=== Given data ===

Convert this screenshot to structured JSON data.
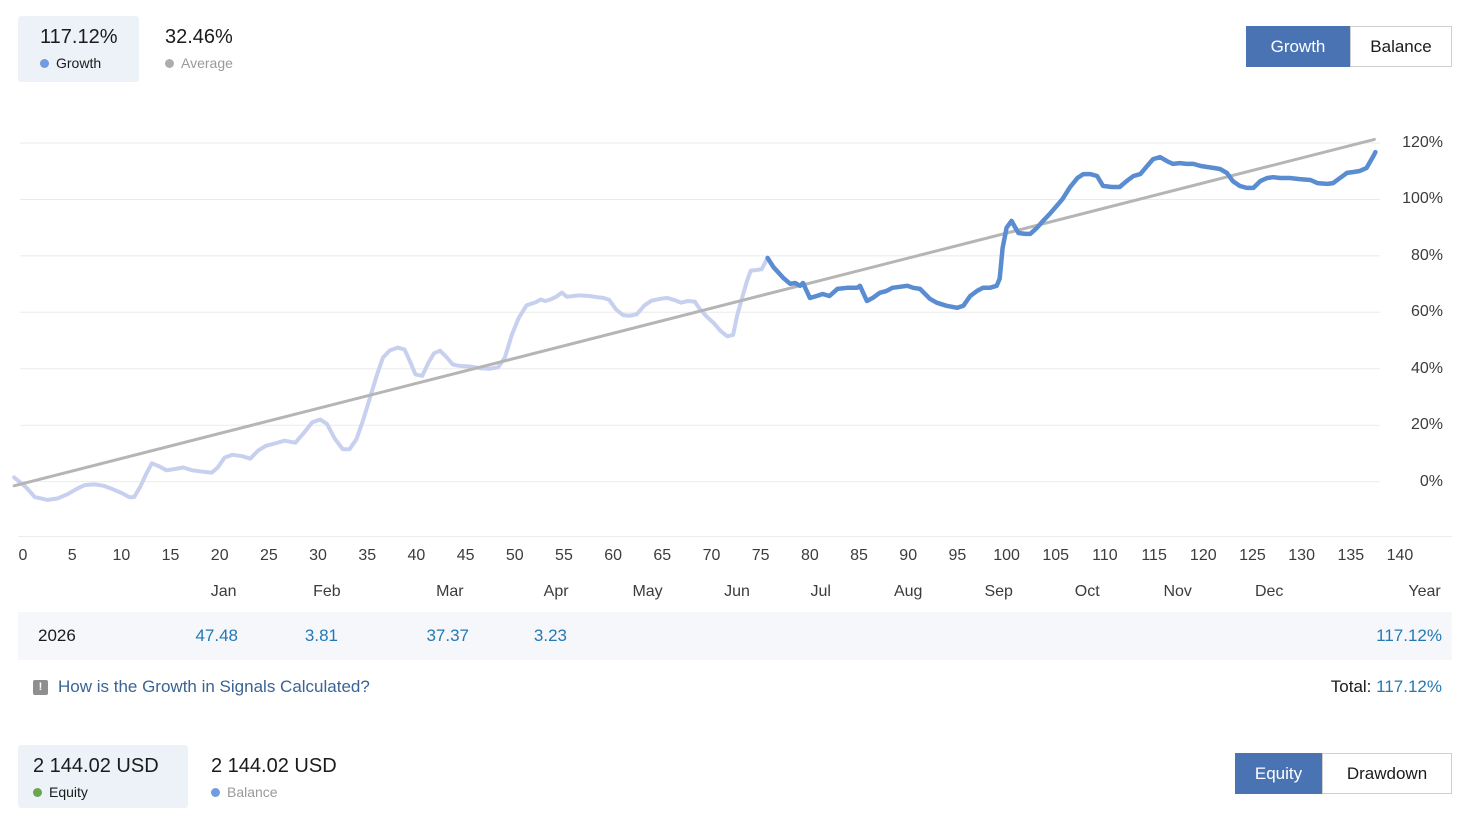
{
  "header": {
    "growth_stat": {
      "value": "117.12%",
      "label": "Growth"
    },
    "average_stat": {
      "value": "32.46%",
      "label": "Average"
    },
    "toggle": {
      "growth": "Growth",
      "balance": "Balance"
    }
  },
  "chart_data": {
    "type": "line",
    "title": "Signal growth chart",
    "x_axis": {
      "range": [
        0,
        140
      ],
      "ticks": [
        0,
        5,
        10,
        15,
        20,
        25,
        30,
        35,
        40,
        45,
        50,
        55,
        60,
        65,
        70,
        75,
        80,
        85,
        90,
        95,
        100,
        105,
        110,
        115,
        120,
        125,
        130,
        135,
        140
      ]
    },
    "y_axis": {
      "unit": "%",
      "ticks": [
        0,
        20,
        40,
        60,
        80,
        100,
        120
      ],
      "range": [
        -8,
        125
      ]
    },
    "months": [
      {
        "label": "Jan",
        "u": 20.4
      },
      {
        "label": "Feb",
        "u": 30.9
      },
      {
        "label": "Mar",
        "u": 43.4
      },
      {
        "label": "Apr",
        "u": 54.2
      },
      {
        "label": "May",
        "u": 63.5
      },
      {
        "label": "Jun",
        "u": 72.6
      },
      {
        "label": "Jul",
        "u": 81.1
      },
      {
        "label": "Aug",
        "u": 90.0
      },
      {
        "label": "Sep",
        "u": 99.2
      },
      {
        "label": "Oct",
        "u": 108.2
      },
      {
        "label": "Nov",
        "u": 117.4
      },
      {
        "label": "Dec",
        "u": 126.7
      },
      {
        "label": "Year",
        "u": 142.5
      }
    ],
    "grid": "horizontal-only",
    "legend_position": "top-left",
    "series": [
      {
        "name": "growth-history",
        "color": "#c7d0ee",
        "points": [
          [
            -0.9,
            1.5
          ],
          [
            0.3,
            -2
          ],
          [
            1.2,
            -5.5
          ],
          [
            2.5,
            -6.5
          ],
          [
            3.5,
            -6
          ],
          [
            4.5,
            -4.5
          ],
          [
            5.5,
            -2.5
          ],
          [
            6.3,
            -1.2
          ],
          [
            7.3,
            -1
          ],
          [
            8.2,
            -1.5
          ],
          [
            9,
            -2.5
          ],
          [
            10,
            -4
          ],
          [
            10.8,
            -5.5
          ],
          [
            11.3,
            -5.5
          ],
          [
            11.9,
            -2
          ],
          [
            12.5,
            2.5
          ],
          [
            13.1,
            6.5
          ],
          [
            13.8,
            5.5
          ],
          [
            14.6,
            4
          ],
          [
            15.5,
            4.5
          ],
          [
            16.3,
            5
          ],
          [
            17.2,
            4
          ],
          [
            18.3,
            3.5
          ],
          [
            19.2,
            3.2
          ],
          [
            19.8,
            5
          ],
          [
            20.5,
            8.5
          ],
          [
            21.3,
            9.5
          ],
          [
            22.3,
            9
          ],
          [
            23.1,
            8.1
          ],
          [
            23.9,
            11
          ],
          [
            24.7,
            12.7
          ],
          [
            25.6,
            13.5
          ],
          [
            26.6,
            14.5
          ],
          [
            27.7,
            13.8
          ],
          [
            28.5,
            17
          ],
          [
            29.4,
            21
          ],
          [
            30.2,
            22
          ],
          [
            30.9,
            20.5
          ],
          [
            31.7,
            15.2
          ],
          [
            32.5,
            11.5
          ],
          [
            33.2,
            11.5
          ],
          [
            33.9,
            15
          ],
          [
            34.6,
            22
          ],
          [
            35.3,
            30
          ],
          [
            36,
            38
          ],
          [
            36.6,
            44
          ],
          [
            37.3,
            46.5
          ],
          [
            38.1,
            47.5
          ],
          [
            38.8,
            46.8
          ],
          [
            39.3,
            43
          ],
          [
            39.9,
            38
          ],
          [
            40.6,
            37.5
          ],
          [
            41.2,
            42
          ],
          [
            41.8,
            45.5
          ],
          [
            42.4,
            46.4
          ],
          [
            43.1,
            44
          ],
          [
            43.7,
            41.5
          ],
          [
            44.4,
            41
          ],
          [
            45.4,
            40.8
          ],
          [
            46.5,
            40.2
          ],
          [
            47.5,
            40
          ],
          [
            48.3,
            40.5
          ],
          [
            49,
            44
          ],
          [
            49.7,
            52
          ],
          [
            50.4,
            58
          ],
          [
            51.2,
            62.5
          ],
          [
            52.1,
            63.5
          ],
          [
            52.6,
            64.5
          ],
          [
            53.1,
            64
          ],
          [
            53.6,
            64.5
          ],
          [
            54.2,
            65.5
          ],
          [
            54.8,
            67
          ],
          [
            55.3,
            65.5
          ],
          [
            55.9,
            65.8
          ],
          [
            56.6,
            66
          ],
          [
            57.6,
            65.8
          ],
          [
            58.5,
            65.3
          ],
          [
            59,
            65.1
          ],
          [
            59.6,
            64.4
          ],
          [
            60.3,
            61
          ],
          [
            61,
            59
          ],
          [
            61.7,
            58.8
          ],
          [
            62.4,
            59.3
          ],
          [
            63.2,
            62.5
          ],
          [
            63.9,
            64.1
          ],
          [
            64.8,
            64.8
          ],
          [
            65.5,
            65.1
          ],
          [
            66.2,
            64.4
          ],
          [
            66.9,
            63.4
          ],
          [
            67.6,
            64
          ],
          [
            68.3,
            63.8
          ],
          [
            68.8,
            61.2
          ],
          [
            69.5,
            58.5
          ],
          [
            70.2,
            56.3
          ],
          [
            70.9,
            53.5
          ],
          [
            71.6,
            51.5
          ],
          [
            72.2,
            52
          ],
          [
            72.6,
            58.8
          ],
          [
            73.1,
            65
          ],
          [
            73.6,
            71
          ],
          [
            74,
            74.8
          ],
          [
            74.6,
            75
          ],
          [
            75.1,
            75.3
          ],
          [
            75.7,
            79.3
          ]
        ]
      },
      {
        "name": "average-trend",
        "color": "#b5b5b5",
        "points": [
          [
            -0.9,
            -1.5
          ],
          [
            137.4,
            121.3
          ]
        ]
      },
      {
        "name": "growth-live",
        "color": "#5a8cd2",
        "points": [
          [
            75.7,
            79.3
          ],
          [
            76.3,
            76
          ],
          [
            77.3,
            72.2
          ],
          [
            78,
            70.1
          ],
          [
            78.5,
            70.4
          ],
          [
            79,
            69.4
          ],
          [
            79.3,
            70.4
          ],
          [
            80,
            65.1
          ],
          [
            80.7,
            65.8
          ],
          [
            81.3,
            66.5
          ],
          [
            82,
            65.8
          ],
          [
            82.8,
            68.3
          ],
          [
            83.8,
            68.7
          ],
          [
            84.8,
            68.7
          ],
          [
            85.1,
            69.4
          ],
          [
            85.8,
            64
          ],
          [
            86.4,
            65.1
          ],
          [
            87.1,
            66.9
          ],
          [
            87.8,
            67.6
          ],
          [
            88.4,
            68.7
          ],
          [
            89.9,
            69.4
          ],
          [
            90.5,
            68.7
          ],
          [
            91.2,
            68.3
          ],
          [
            92.2,
            64.8
          ],
          [
            92.9,
            63.4
          ],
          [
            93.9,
            62.3
          ],
          [
            95,
            61.6
          ],
          [
            95.6,
            62.3
          ],
          [
            96.3,
            65.8
          ],
          [
            97,
            67.6
          ],
          [
            97.6,
            68.7
          ],
          [
            98.3,
            68.7
          ],
          [
            99,
            69.4
          ],
          [
            99.3,
            72
          ],
          [
            99.6,
            82.8
          ],
          [
            100,
            90
          ],
          [
            100.5,
            92.4
          ],
          [
            101.2,
            88.1
          ],
          [
            101.9,
            87.8
          ],
          [
            102.4,
            87.8
          ],
          [
            103.1,
            90
          ],
          [
            103.7,
            92.4
          ],
          [
            104.4,
            94.9
          ],
          [
            105.1,
            97.7
          ],
          [
            105.7,
            100.2
          ],
          [
            106.4,
            104.1
          ],
          [
            107.2,
            107.6
          ],
          [
            107.8,
            109
          ],
          [
            108.5,
            109
          ],
          [
            109.2,
            108.3
          ],
          [
            109.8,
            104.8
          ],
          [
            110.7,
            104.4
          ],
          [
            111.5,
            104.4
          ],
          [
            112.2,
            106.5
          ],
          [
            112.9,
            108.3
          ],
          [
            113.6,
            109
          ],
          [
            114.3,
            111.9
          ],
          [
            114.9,
            114.3
          ],
          [
            115.6,
            115
          ],
          [
            116.3,
            113.6
          ],
          [
            116.9,
            112.6
          ],
          [
            117.6,
            112.9
          ],
          [
            118.3,
            112.6
          ],
          [
            119,
            112.6
          ],
          [
            119.7,
            111.9
          ],
          [
            120.4,
            111.5
          ],
          [
            121,
            111.2
          ],
          [
            121.7,
            110.8
          ],
          [
            122.4,
            109.4
          ],
          [
            123,
            106.5
          ],
          [
            123.7,
            104.8
          ],
          [
            124.4,
            104.1
          ],
          [
            125.1,
            104.1
          ],
          [
            125.8,
            106.5
          ],
          [
            126.5,
            107.6
          ],
          [
            127.1,
            107.9
          ],
          [
            127.8,
            107.6
          ],
          [
            128.8,
            107.6
          ],
          [
            129.8,
            107.2
          ],
          [
            130.9,
            106.9
          ],
          [
            131.6,
            105.8
          ],
          [
            132.6,
            105.5
          ],
          [
            133.2,
            105.8
          ],
          [
            133.9,
            107.6
          ],
          [
            134.6,
            109.4
          ],
          [
            135.2,
            109.7
          ],
          [
            135.9,
            110.1
          ],
          [
            136.6,
            111.2
          ],
          [
            137.3,
            115.4
          ],
          [
            137.5,
            116.8
          ]
        ]
      }
    ]
  },
  "table": {
    "year": "2026",
    "values": [
      "47.48",
      "3.81",
      "37.37",
      "3.23"
    ],
    "total": "117.12%"
  },
  "footer": {
    "icon_glyph": "!",
    "question_link": "How is the Growth in Signals Calculated?",
    "total_label": "Total:",
    "total_value": "117.12%"
  },
  "bottom": {
    "equity_stat": {
      "value": "2 144.02 USD",
      "label": "Equity"
    },
    "balance_stat": {
      "value": "2 144.02 USD",
      "label": "Balance"
    },
    "toggle": {
      "equity": "Equity",
      "drawdown": "Drawdown"
    }
  },
  "colors": {
    "accent_button": "#4a73b3",
    "growth_dot": "#6f9be0",
    "average_dot": "#adadad",
    "equity_dot": "#68a74d",
    "balance_dot": "#6f9be0",
    "selected_card_bg": "#edf1f8",
    "table_row_bg": "#f5f7fa",
    "value_blue": "#2478b4",
    "link_blue": "#3a6493",
    "grid_line": "#ebebeb"
  }
}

=== Goal of the exercise ===
Only the count is wanted: report how many lines of the material above hold the word "name".

=== Expected answer ===
3